**Data shown**
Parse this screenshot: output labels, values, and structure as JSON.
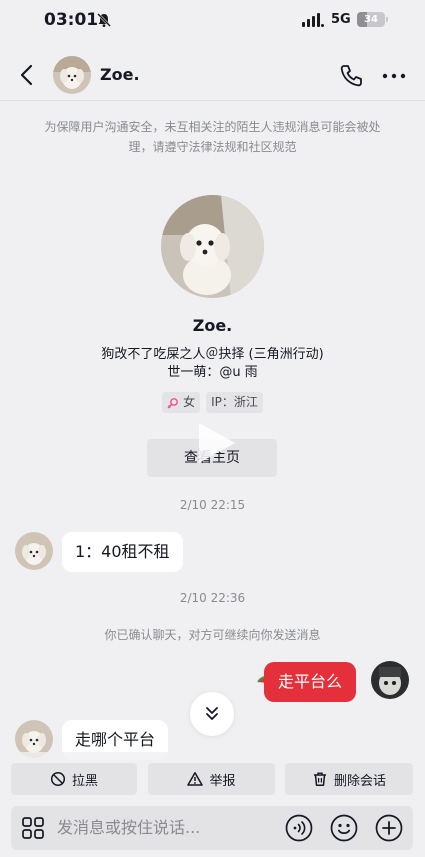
{
  "status_bar": {
    "time": "03:01",
    "network": "5G",
    "battery": "34",
    "battery_level": 0.34
  },
  "header": {
    "title": "Zoe."
  },
  "notice": "为保障用户沟通安全，未互相关注的陌生人违规消息可能会被处理，请遵守法律法规和社区规范",
  "profile": {
    "name": "Zoe.",
    "bio_line1": "狗改不了吃屎之人＠抉择 (三角洲行动)",
    "bio_line2": "世一萌：@u 雨",
    "gender_tag": "女",
    "ip_tag": "IP：浙江",
    "view_button": "查看主页"
  },
  "messages": {
    "time1": "2/10 22:15",
    "msg1": "1：40租不租",
    "time2": "2/10 22:36",
    "system": "你已确认聊天，对方可继续向你发送消息",
    "msg_out": "走平台么",
    "msg2": "走哪个平台"
  },
  "actions": {
    "block": "拉黑",
    "report": "举报",
    "delete": "删除会话"
  },
  "input": {
    "placeholder": "发消息或按住说话..."
  },
  "colors": {
    "accent": "#e4303a",
    "background": "#f0f0f2"
  }
}
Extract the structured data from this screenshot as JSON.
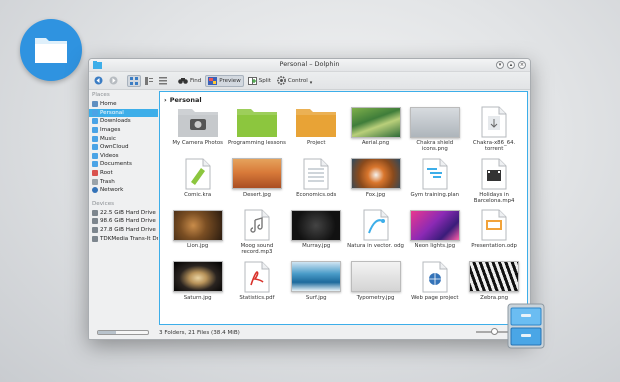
{
  "window": {
    "title": "Personal – Dolphin"
  },
  "toolbar": {
    "find_label": "Find",
    "preview_label": "Preview",
    "split_label": "Split",
    "control_label": "Control"
  },
  "sidebar": {
    "places_header": "Places",
    "places": [
      {
        "label": "Home",
        "icon": "home-icon"
      },
      {
        "label": "Personal",
        "icon": "folder-icon",
        "selected": true
      },
      {
        "label": "Downloads",
        "icon": "downloads-folder-icon"
      },
      {
        "label": "Images",
        "icon": "images-folder-icon"
      },
      {
        "label": "Music",
        "icon": "music-folder-icon"
      },
      {
        "label": "OwnCloud",
        "icon": "cloud-folder-icon"
      },
      {
        "label": "Videos",
        "icon": "videos-folder-icon"
      },
      {
        "label": "Documents",
        "icon": "documents-folder-icon"
      },
      {
        "label": "Root",
        "icon": "root-folder-icon"
      },
      {
        "label": "Trash",
        "icon": "trash-icon"
      },
      {
        "label": "Network",
        "icon": "network-icon"
      }
    ],
    "devices_header": "Devices",
    "devices": [
      {
        "label": "22.5 GiB Hard Drive"
      },
      {
        "label": "98.6 GiB Hard Drive"
      },
      {
        "label": "27.8 GiB Hard Drive"
      },
      {
        "label": "TDKMedia Trans-It Dri"
      }
    ]
  },
  "breadcrumb": {
    "current": "Personal"
  },
  "files": [
    {
      "name": "My Camera Photos",
      "icon": "camera-folder-icon"
    },
    {
      "name": "Programming lessons",
      "icon": "green-folder-icon"
    },
    {
      "name": "Project",
      "icon": "orange-folder-icon"
    },
    {
      "name": "Aerial.png",
      "icon": "aerial-photo-thumbnail"
    },
    {
      "name": "Chakra shield icons.png",
      "icon": "icons-image-thumbnail"
    },
    {
      "name": "Chakra-x86_64. torrent",
      "icon": "torrent-file-icon"
    },
    {
      "name": "Comic.kra",
      "icon": "krita-file-icon"
    },
    {
      "name": "Desert.jpg",
      "icon": "desert-photo-thumbnail"
    },
    {
      "name": "Economics.ods",
      "icon": "spreadsheet-file-icon"
    },
    {
      "name": "Fox.jpg",
      "icon": "fox-photo-thumbnail"
    },
    {
      "name": "Gym training.plan",
      "icon": "plan-file-icon"
    },
    {
      "name": "Holidays in Barcelona.mp4",
      "icon": "video-file-icon"
    },
    {
      "name": "Lion.jpg",
      "icon": "lion-photo-thumbnail"
    },
    {
      "name": "Moog sound record.mp3",
      "icon": "audio-file-icon"
    },
    {
      "name": "Murray.jpg",
      "icon": "murray-photo-thumbnail"
    },
    {
      "name": "Natura in vector. odg",
      "icon": "vector-drawing-file-icon"
    },
    {
      "name": "Neon lights.jpg",
      "icon": "neon-photo-thumbnail"
    },
    {
      "name": "Presentation.odp",
      "icon": "presentation-file-icon"
    },
    {
      "name": "Saturn.jpg",
      "icon": "saturn-photo-thumbnail"
    },
    {
      "name": "Statistics.pdf",
      "icon": "pdf-file-icon"
    },
    {
      "name": "Surf.jpg",
      "icon": "surf-photo-thumbnail"
    },
    {
      "name": "Typometry.jpg",
      "icon": "typometry-photo-thumbnail"
    },
    {
      "name": "Web page project",
      "icon": "html-file-icon"
    },
    {
      "name": "Zebra.png",
      "icon": "zebra-photo-thumbnail"
    }
  ],
  "status": {
    "summary": "3 Folders, 21 Files (38.4 MiB)",
    "free_space_fraction": 0.35,
    "zoom_fraction": 0.45
  },
  "colors": {
    "accent": "#3daee9",
    "badge": "#2f93e0",
    "folder_blue": "#4aa3e6",
    "folder_green": "#8cc63e",
    "folder_orange": "#e8a336"
  }
}
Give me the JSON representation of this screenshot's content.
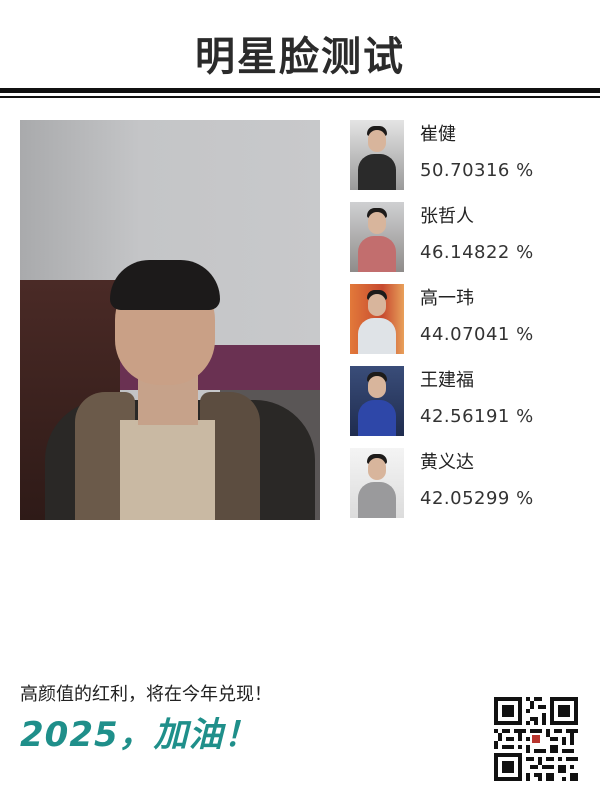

**Task prompt**
Give every line back word for word and leave the pictures out.

**Written response**
Parse this screenshot: output labels, values, and structure as JSON.
{
  "status_bar": {
    "time": "03:01",
    "network": "5G",
    "battery": "34",
    "battery_level": 0.34
  },
  "header": {
    "title": "Zoe."
  },
  "notice": "为保障用户沟通安全，未互相关注的陌生人违规消息可能会被处理，请遵守法律法规和社区规范",
  "profile": {
    "name": "Zoe.",
    "bio_line1": "狗改不了吃屎之人＠抉择 (三角洲行动)",
    "bio_line2": "世一萌：@u 雨",
    "gender_tag": "女",
    "ip_tag": "IP：浙江",
    "view_button": "查看主页"
  },
  "messages": {
    "time1": "2/10 22:15",
    "msg1": "1：40租不租",
    "time2": "2/10 22:36",
    "system": "你已确认聊天，对方可继续向你发送消息",
    "msg_out": "走平台么",
    "msg2": "走哪个平台"
  },
  "actions": {
    "block": "拉黑",
    "report": "举报",
    "delete": "删除会话"
  },
  "input": {
    "placeholder": "发消息或按住说话..."
  },
  "colors": {
    "accent": "#e4303a",
    "background": "#f0f0f2"
  }
}
Extract the structured data from this screenshot as JSON.
{
  "window": {
    "title": "Personal – Dolphin"
  },
  "toolbar": {
    "find_label": "Find",
    "preview_label": "Preview",
    "split_label": "Split",
    "control_label": "Control"
  },
  "sidebar": {
    "places_header": "Places",
    "places": [
      {
        "label": "Home",
        "icon": "home-icon"
      },
      {
        "label": "Personal",
        "icon": "folder-icon",
        "selected": true
      },
      {
        "label": "Downloads",
        "icon": "downloads-folder-icon"
      },
      {
        "label": "Images",
        "icon": "images-folder-icon"
      },
      {
        "label": "Music",
        "icon": "music-folder-icon"
      },
      {
        "label": "OwnCloud",
        "icon": "cloud-folder-icon"
      },
      {
        "label": "Videos",
        "icon": "videos-folder-icon"
      },
      {
        "label": "Documents",
        "icon": "documents-folder-icon"
      },
      {
        "label": "Root",
        "icon": "root-folder-icon"
      },
      {
        "label": "Trash",
        "icon": "trash-icon"
      },
      {
        "label": "Network",
        "icon": "network-icon"
      }
    ],
    "devices_header": "Devices",
    "devices": [
      {
        "label": "22.5 GiB Hard Drive"
      },
      {
        "label": "98.6 GiB Hard Drive"
      },
      {
        "label": "27.8 GiB Hard Drive"
      },
      {
        "label": "TDKMedia Trans-It Dri"
      }
    ]
  },
  "breadcrumb": {
    "current": "Personal"
  },
  "files": [
    {
      "name": "My Camera Photos",
      "icon": "camera-folder-icon"
    },
    {
      "name": "Programming lessons",
      "icon": "green-folder-icon"
    },
    {
      "name": "Project",
      "icon": "orange-folder-icon"
    },
    {
      "name": "Aerial.png",
      "icon": "aerial-photo-thumbnail"
    },
    {
      "name": "Chakra shield icons.png",
      "icon": "icons-image-thumbnail"
    },
    {
      "name": "Chakra-x86_64. torrent",
      "icon": "torrent-file-icon"
    },
    {
      "name": "Comic.kra",
      "icon": "krita-file-icon"
    },
    {
      "name": "Desert.jpg",
      "icon": "desert-photo-thumbnail"
    },
    {
      "name": "Economics.ods",
      "icon": "spreadsheet-file-icon"
    },
    {
      "name": "Fox.jpg",
      "icon": "fox-photo-thumbnail"
    },
    {
      "name": "Gym training.plan",
      "icon": "plan-file-icon"
    },
    {
      "name": "Holidays in Barcelona.mp4",
      "icon": "video-file-icon"
    },
    {
      "name": "Lion.jpg",
      "icon": "lion-photo-thumbnail"
    },
    {
      "name": "Moog sound record.mp3",
      "icon": "audio-file-icon"
    },
    {
      "name": "Murray.jpg",
      "icon": "murray-photo-thumbnail"
    },
    {
      "name": "Natura in vector. odg",
      "icon": "vector-drawing-file-icon"
    },
    {
      "name": "Neon lights.jpg",
      "icon": "neon-photo-thumbnail"
    },
    {
      "name": "Presentation.odp",
      "icon": "presentation-file-icon"
    },
    {
      "name": "Saturn.jpg",
      "icon": "saturn-photo-thumbnail"
    },
    {
      "name": "Statistics.pdf",
      "icon": "pdf-file-icon"
    },
    {
      "name": "Surf.jpg",
      "icon": "surf-photo-thumbnail"
    },
    {
      "name": "Typometry.jpg",
      "icon": "typometry-photo-thumbnail"
    },
    {
      "name": "Web page project",
      "icon": "html-file-icon"
    },
    {
      "name": "Zebra.png",
      "icon": "zebra-photo-thumbnail"
    }
  ],
  "status": {
    "summary": "3 Folders, 21 Files (38.4 MiB)",
    "free_space_fraction": 0.35,
    "zoom_fraction": 0.45
  },
  "colors": {
    "accent": "#3daee9",
    "badge": "#2f93e0",
    "folder_blue": "#4aa3e6",
    "folder_green": "#8cc63e",
    "folder_orange": "#e8a336"
  }
}
Give me the JSON representation of this screenshot's content.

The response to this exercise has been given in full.